Task details: Edit these lines so that every "Point" becomes "Marker", leaving everything else unchanged, and omit the pictures from your answer.

#### Information supplied

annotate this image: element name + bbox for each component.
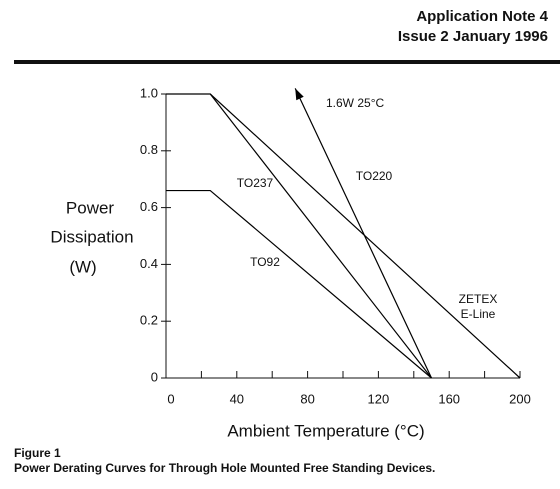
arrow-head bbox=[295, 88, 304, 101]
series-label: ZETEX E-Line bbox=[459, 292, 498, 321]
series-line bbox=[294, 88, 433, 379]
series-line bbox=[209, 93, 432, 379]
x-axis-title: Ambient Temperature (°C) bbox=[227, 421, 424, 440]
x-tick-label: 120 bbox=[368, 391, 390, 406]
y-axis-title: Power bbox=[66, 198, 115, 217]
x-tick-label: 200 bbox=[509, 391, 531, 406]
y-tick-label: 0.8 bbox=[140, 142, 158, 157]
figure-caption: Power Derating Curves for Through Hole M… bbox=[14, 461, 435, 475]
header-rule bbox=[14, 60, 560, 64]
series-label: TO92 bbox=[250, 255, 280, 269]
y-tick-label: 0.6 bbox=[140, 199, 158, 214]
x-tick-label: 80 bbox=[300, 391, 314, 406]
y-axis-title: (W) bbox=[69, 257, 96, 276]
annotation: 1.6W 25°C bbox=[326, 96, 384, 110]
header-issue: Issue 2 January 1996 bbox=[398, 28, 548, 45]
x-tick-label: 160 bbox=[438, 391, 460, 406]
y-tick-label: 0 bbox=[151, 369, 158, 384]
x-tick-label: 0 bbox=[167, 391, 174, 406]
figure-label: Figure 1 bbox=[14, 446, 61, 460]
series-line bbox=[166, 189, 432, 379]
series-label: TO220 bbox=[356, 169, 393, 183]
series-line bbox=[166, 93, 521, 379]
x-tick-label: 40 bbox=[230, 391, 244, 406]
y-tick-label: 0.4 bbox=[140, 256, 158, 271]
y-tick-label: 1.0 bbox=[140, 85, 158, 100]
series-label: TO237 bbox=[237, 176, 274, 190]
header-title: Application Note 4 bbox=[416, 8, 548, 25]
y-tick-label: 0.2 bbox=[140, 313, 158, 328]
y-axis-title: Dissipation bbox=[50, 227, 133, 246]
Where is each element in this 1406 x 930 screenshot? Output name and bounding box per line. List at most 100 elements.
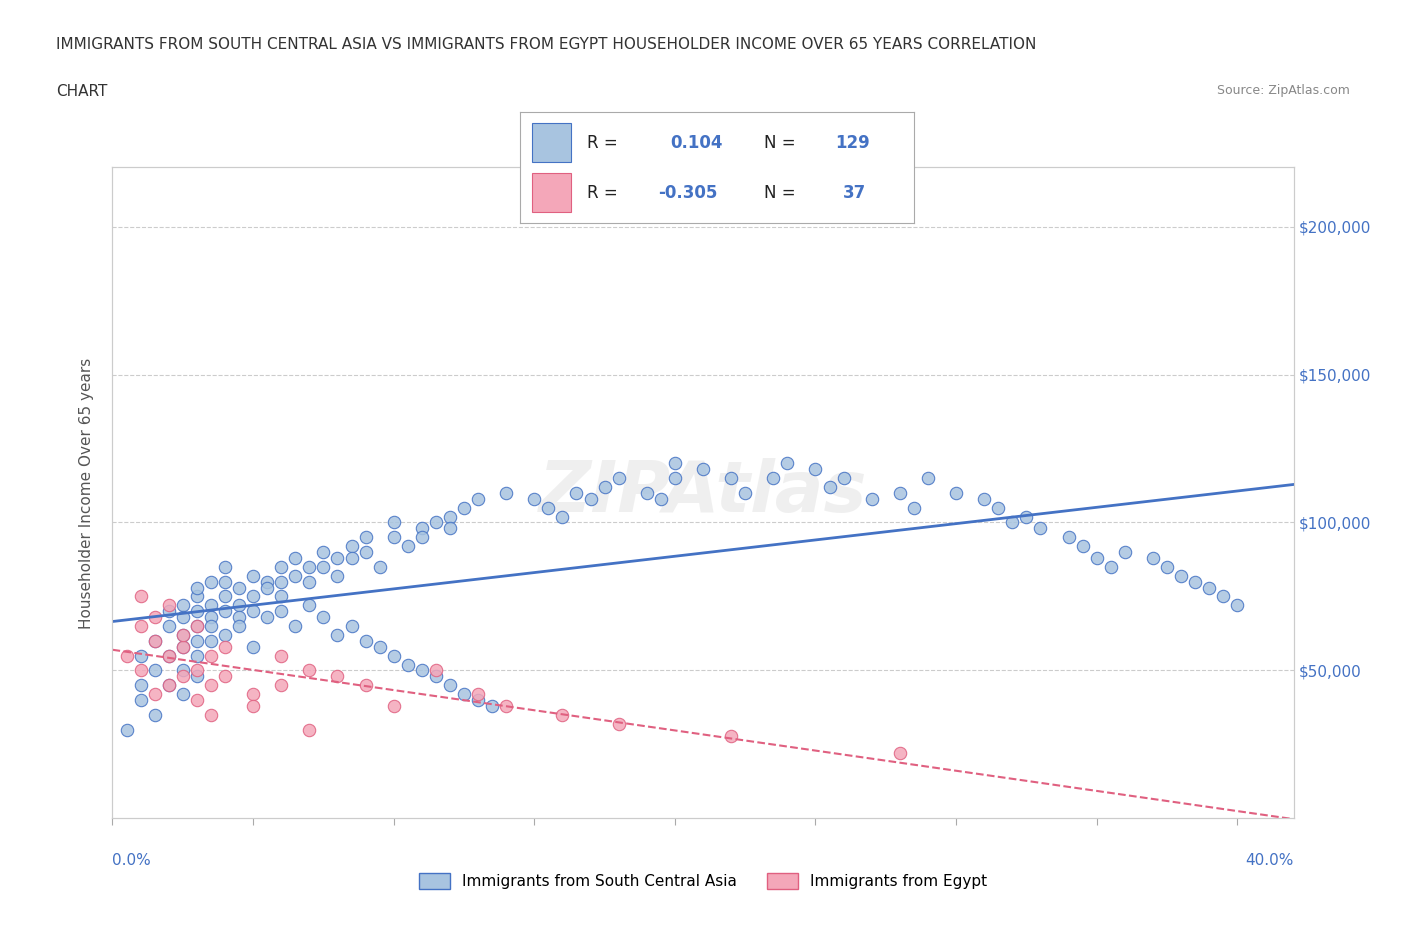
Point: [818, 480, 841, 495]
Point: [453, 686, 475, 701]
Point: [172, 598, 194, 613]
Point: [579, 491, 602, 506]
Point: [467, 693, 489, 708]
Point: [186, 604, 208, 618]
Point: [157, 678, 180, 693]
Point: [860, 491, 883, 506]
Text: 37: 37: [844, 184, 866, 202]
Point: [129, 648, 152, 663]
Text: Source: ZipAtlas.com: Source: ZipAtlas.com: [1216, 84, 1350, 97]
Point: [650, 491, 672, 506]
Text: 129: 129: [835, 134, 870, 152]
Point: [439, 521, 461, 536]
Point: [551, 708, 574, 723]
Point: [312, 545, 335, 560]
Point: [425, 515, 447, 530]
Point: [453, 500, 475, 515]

########

Written answer:
annotate this image: element name + bbox for each component.
arrow-head bbox=[295, 88, 304, 101]
series-label: ZETEX E-Line bbox=[459, 292, 498, 321]
series-line bbox=[294, 88, 433, 379]
series-line bbox=[209, 93, 432, 379]
x-axis-title: Ambient Temperature (°C) bbox=[227, 421, 424, 440]
x-tick-label: 120 bbox=[368, 391, 390, 406]
y-axis-title: Power bbox=[66, 198, 115, 217]
x-tick-label: 200 bbox=[509, 391, 531, 406]
y-tick-label: 0.8 bbox=[140, 142, 158, 157]
figure-caption: Power Derating Curves for Through Hole M… bbox=[14, 461, 435, 475]
header-rule bbox=[14, 60, 560, 64]
series-label: TO92 bbox=[250, 255, 280, 269]
y-tick-label: 0.6 bbox=[140, 199, 158, 214]
x-tick-label: 80 bbox=[300, 391, 314, 406]
y-axis-title: (W) bbox=[69, 257, 96, 276]
annotation: 1.6W 25°C bbox=[326, 96, 384, 110]
header-issue: Issue 2 January 1996 bbox=[398, 28, 548, 45]
x-tick-label: 160 bbox=[438, 391, 460, 406]
y-tick-label: 0 bbox=[151, 369, 158, 384]
x-tick-label: 0 bbox=[167, 391, 174, 406]
figure-label: Figure 1 bbox=[14, 446, 61, 460]
series-line bbox=[166, 189, 432, 379]
series-label: TO220 bbox=[356, 169, 393, 183]
series-line bbox=[166, 93, 521, 379]
x-tick-label: 40 bbox=[230, 391, 244, 406]
y-tick-label: 0.4 bbox=[140, 256, 158, 271]
y-tick-label: 1.0 bbox=[140, 85, 158, 100]
series-label: TO237 bbox=[237, 176, 274, 190]
header-title: Application Note 4 bbox=[416, 8, 548, 25]
y-tick-label: 0.2 bbox=[140, 313, 158, 328]
y-axis-title: Dissipation bbox=[50, 227, 133, 246]
Where is each element in this 1406 x 930 screenshot? Output name and bounding box per line. List at most 100 elements.
Marker: [818, 480, 841, 495]
Marker: [453, 686, 475, 701]
Marker: [172, 598, 194, 613]
Marker: [579, 491, 602, 506]
Marker: [467, 693, 489, 708]
Marker: [186, 604, 208, 618]
Marker: [157, 678, 180, 693]
Marker: [860, 491, 883, 506]
Text: 37: 37: [844, 184, 866, 202]
Marker: [129, 648, 152, 663]
Text: Source: ZipAtlas.com: Source: ZipAtlas.com: [1216, 84, 1350, 97]
Marker: [650, 491, 672, 506]
Text: 129: 129: [835, 134, 870, 152]
Marker: [439, 521, 461, 536]
Marker: [551, 708, 574, 723]
Marker: [312, 545, 335, 560]
Marker: [425, 515, 447, 530]
Marker: [453, 500, 475, 515]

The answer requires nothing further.